_EXERCISE OBJECTIVE_
Arrange every line of the material below as a numbered list, omitting the blank lines.

_MATERIAL TO PROCESS_
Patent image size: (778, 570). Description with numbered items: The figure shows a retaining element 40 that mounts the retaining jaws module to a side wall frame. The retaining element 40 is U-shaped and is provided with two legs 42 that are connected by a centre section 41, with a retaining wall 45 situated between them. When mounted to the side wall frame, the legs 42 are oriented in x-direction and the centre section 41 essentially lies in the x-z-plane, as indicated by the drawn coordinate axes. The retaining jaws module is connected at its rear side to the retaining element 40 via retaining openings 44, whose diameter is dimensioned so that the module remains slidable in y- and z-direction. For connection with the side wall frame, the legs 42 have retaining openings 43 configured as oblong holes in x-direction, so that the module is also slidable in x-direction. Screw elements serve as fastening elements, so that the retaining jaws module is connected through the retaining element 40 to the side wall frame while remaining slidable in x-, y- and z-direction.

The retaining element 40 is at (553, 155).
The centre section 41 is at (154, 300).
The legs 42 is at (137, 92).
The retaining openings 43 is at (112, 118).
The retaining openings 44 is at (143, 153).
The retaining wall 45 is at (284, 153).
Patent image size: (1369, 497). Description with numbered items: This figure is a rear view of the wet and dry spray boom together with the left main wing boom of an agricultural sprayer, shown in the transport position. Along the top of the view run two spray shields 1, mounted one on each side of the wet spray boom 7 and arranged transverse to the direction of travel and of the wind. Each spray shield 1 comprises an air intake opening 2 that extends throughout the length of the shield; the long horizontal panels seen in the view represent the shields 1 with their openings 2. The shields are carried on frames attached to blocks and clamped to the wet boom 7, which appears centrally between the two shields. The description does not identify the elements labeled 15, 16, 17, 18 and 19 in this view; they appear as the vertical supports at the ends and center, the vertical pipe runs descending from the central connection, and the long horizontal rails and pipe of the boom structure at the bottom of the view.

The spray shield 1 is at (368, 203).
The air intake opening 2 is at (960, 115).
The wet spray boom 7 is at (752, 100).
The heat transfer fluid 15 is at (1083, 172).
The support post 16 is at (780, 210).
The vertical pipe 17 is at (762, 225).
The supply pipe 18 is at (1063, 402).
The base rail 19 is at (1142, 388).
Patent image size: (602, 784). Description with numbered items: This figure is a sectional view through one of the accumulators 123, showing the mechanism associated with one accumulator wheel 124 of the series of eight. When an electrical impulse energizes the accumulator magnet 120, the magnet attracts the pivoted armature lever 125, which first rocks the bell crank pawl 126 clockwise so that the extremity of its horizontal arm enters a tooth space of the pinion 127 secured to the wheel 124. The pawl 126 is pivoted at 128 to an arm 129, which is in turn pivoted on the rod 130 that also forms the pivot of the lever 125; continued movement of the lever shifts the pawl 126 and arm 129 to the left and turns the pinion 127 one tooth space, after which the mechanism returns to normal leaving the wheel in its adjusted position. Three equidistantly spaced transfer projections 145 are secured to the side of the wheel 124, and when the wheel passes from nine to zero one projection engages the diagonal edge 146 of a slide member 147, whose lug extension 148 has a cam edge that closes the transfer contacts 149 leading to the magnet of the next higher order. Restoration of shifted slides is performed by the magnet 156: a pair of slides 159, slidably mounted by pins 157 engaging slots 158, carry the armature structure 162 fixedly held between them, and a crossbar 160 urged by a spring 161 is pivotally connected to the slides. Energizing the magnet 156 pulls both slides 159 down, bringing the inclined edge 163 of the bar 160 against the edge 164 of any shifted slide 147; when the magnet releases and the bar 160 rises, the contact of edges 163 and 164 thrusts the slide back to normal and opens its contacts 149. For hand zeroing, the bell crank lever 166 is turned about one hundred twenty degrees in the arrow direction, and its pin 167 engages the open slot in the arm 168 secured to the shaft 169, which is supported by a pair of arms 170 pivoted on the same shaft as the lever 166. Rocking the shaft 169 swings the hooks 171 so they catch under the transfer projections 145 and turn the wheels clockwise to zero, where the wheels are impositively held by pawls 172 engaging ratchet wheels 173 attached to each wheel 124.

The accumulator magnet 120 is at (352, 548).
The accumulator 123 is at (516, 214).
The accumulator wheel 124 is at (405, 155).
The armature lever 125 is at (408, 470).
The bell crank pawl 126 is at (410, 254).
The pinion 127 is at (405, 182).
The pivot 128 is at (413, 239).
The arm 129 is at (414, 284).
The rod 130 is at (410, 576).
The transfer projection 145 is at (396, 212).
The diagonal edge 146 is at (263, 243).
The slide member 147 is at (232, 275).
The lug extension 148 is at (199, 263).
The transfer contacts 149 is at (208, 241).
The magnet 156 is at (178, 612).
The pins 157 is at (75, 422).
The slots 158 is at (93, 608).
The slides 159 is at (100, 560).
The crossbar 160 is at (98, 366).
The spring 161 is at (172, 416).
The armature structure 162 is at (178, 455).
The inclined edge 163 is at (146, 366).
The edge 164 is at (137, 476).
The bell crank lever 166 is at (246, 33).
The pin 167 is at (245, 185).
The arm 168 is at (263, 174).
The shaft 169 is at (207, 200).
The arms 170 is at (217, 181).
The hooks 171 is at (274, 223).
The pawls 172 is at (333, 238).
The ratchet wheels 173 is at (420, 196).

_RESPONSE BELOW_
1. Patent image size: (778, 570). Description with numbered items: The figure shows a retaining element 40 that mounts the retaining jaws module to a side wall frame. The retaining element 40 is U-shaped and is provided with two legs 42 that are connected by a centre section 41, with a retaining wall 45 situated between them. When mounted to the side wall frame, the legs 42 are oriented in x-direction and the centre section 41 essentially lies in the x-z-plane, as indicated by the drawn coordinate axes. The retaining jaws module is connected at its rear side to the retaining element 40 via retaining openings 44, whose diameter is dimensioned so that the module remains slidable in y- and z-direction. For connection with the side wall frame, the legs 42 have retaining openings 43 configured as oblong holes in x-direction, so that the module is also slidable in x-direction. Screw elements serve as fastening elements, so that the retaining jaws module is connected through the retaining element 40 to the side wall frame while remaining slidable in x-, y- and z-direction.
2. The retaining element 40 is at (553, 155).
3. The centre section 41 is at (154, 300).
4. The legs 42 is at (137, 92).
5. The retaining openings 43 is at (112, 118).
6. The retaining openings 44 is at (143, 153).
7. The retaining wall 45 is at (284, 153).
8. Patent image size: (1369, 497). Description with numbered items: This figure is a rear view of the wet and dry spray boom together with the left main wing boom of an agricultural sprayer, shown in the transport position. Along the top of the view run two spray shields 1, mounted one on each side of the wet spray boom 7 and arranged transverse to the direction of travel and of the wind. Each spray shield 1 comprises an air intake opening 2 that extends throughout the length of the shield; the long horizontal panels seen in the view represent the shields 1 with their openings 2. The shields are carried on frames attached to blocks and clamped to the wet boom 7, which appears centrally between the two shields. The description does not identify the elements labeled 15, 16, 17, 18 and 19 in this view; they appear as the vertical supports at the ends and center, the vertical pipe runs descending from the central connection, and the long horizontal rails and pipe of the boom structure at the bottom of the view.
9. The spray shield 1 is at (368, 203).
10. The air intake opening 2 is at (960, 115).
11. The wet spray boom 7 is at (752, 100).
12. The heat transfer fluid 15 is at (1083, 172).
13. The support post 16 is at (780, 210).
14. The vertical pipe 17 is at (762, 225).
15. The supply pipe 18 is at (1063, 402).
16. The base rail 19 is at (1142, 388).
17. Patent image size: (602, 784). Description with numbered items: This figure is a sectional view through one of the accumulators 123, showing the mechanism associated with one accumulator wheel 124 of the series of eight. When an electrical impulse energizes the accumulator magnet 120, the magnet attracts the pivoted armature lever 125, which first rocks the bell crank pawl 126 clockwise so that the extremity of its horizontal arm enters a tooth space of the pinion 127 secured to the wheel 124. The pawl 126 is pivoted at 128 to an arm 129, which is in turn pivoted on the rod 130 that also forms the pivot of the lever 125; continued movement of the lever shifts the pawl 126 and arm 129 to the left and turns the pinion 127 one tooth space, after which the mechanism returns to normal leaving the wheel in its adjusted position. Three equidistantly spaced transfer projections 145 are secured to the side of the wheel 124, and when the wheel passes from nine to zero one projection engages the diagonal edge 146 of a slide member 147, whose lug extension 148 has a cam edge that closes the transfer contacts 149 leading to the magnet of the next higher order. Restoration of shifted slides is performed by the magnet 156: a pair of slides 159, slidably mounted by pins 157 engaging slots 158, carry the armature structure 162 fixedly held between them, and a crossbar 160 urged by a spring 161 is pivotally connected to the slides. Energizing the magnet 156 pulls both slides 159 down, bringing the inclined edge 163 of the bar 160 against the edge 164 of any shifted slide 147; when the magnet releases and the bar 160 rises, the contact of edges 163 and 164 thrusts the slide back to normal and opens its contacts 149. For hand zeroing, the bell crank lever 166 is turned about one hundred twenty degrees in the arrow direction, and its pin 167 engages the open slot in the arm 168 secured to the shaft 169, which is supported by a pair of arms 170 pivoted on the same shaft as the lever 166. Rocking the shaft 169 swings the hooks 171 so they catch under the transfer projections 145 and turn the wheels clockwise to zero, where the wheels are impositively held by pawls 172 engaging ratchet wheels 173 attached to each wheel 124.
18. The accumulator magnet 120 is at (352, 548).
19. The accumulator 123 is at (516, 214).
20. The accumulator wheel 124 is at (405, 155).
21. The armature lever 125 is at (408, 470).
22. The bell crank pawl 126 is at (410, 254).
23. The pinion 127 is at (405, 182).
24. The pivot 128 is at (413, 239).
25. The arm 129 is at (414, 284).
26. The rod 130 is at (410, 576).
27. The transfer projection 145 is at (396, 212).
28. The diagonal edge 146 is at (263, 243).
29. The slide member 147 is at (232, 275).
30. The lug extension 148 is at (199, 263).
31. The transfer contacts 149 is at (208, 241).
32. The magnet 156 is at (178, 612).
33. The pins 157 is at (75, 422).
34. The slots 158 is at (93, 608).
35. The slides 159 is at (100, 560).
36. The crossbar 160 is at (98, 366).
37. The spring 161 is at (172, 416).
38. The armature structure 162 is at (178, 455).
39. The inclined edge 163 is at (146, 366).
40. The edge 164 is at (137, 476).
41. The bell crank lever 166 is at (246, 33).
42. The pin 167 is at (245, 185).
43. The arm 168 is at (263, 174).
44. The shaft 169 is at (207, 200).
45. The arms 170 is at (217, 181).
46. The hooks 171 is at (274, 223).
47. The pawls 172 is at (333, 238).
48. The ratchet wheels 173 is at (420, 196).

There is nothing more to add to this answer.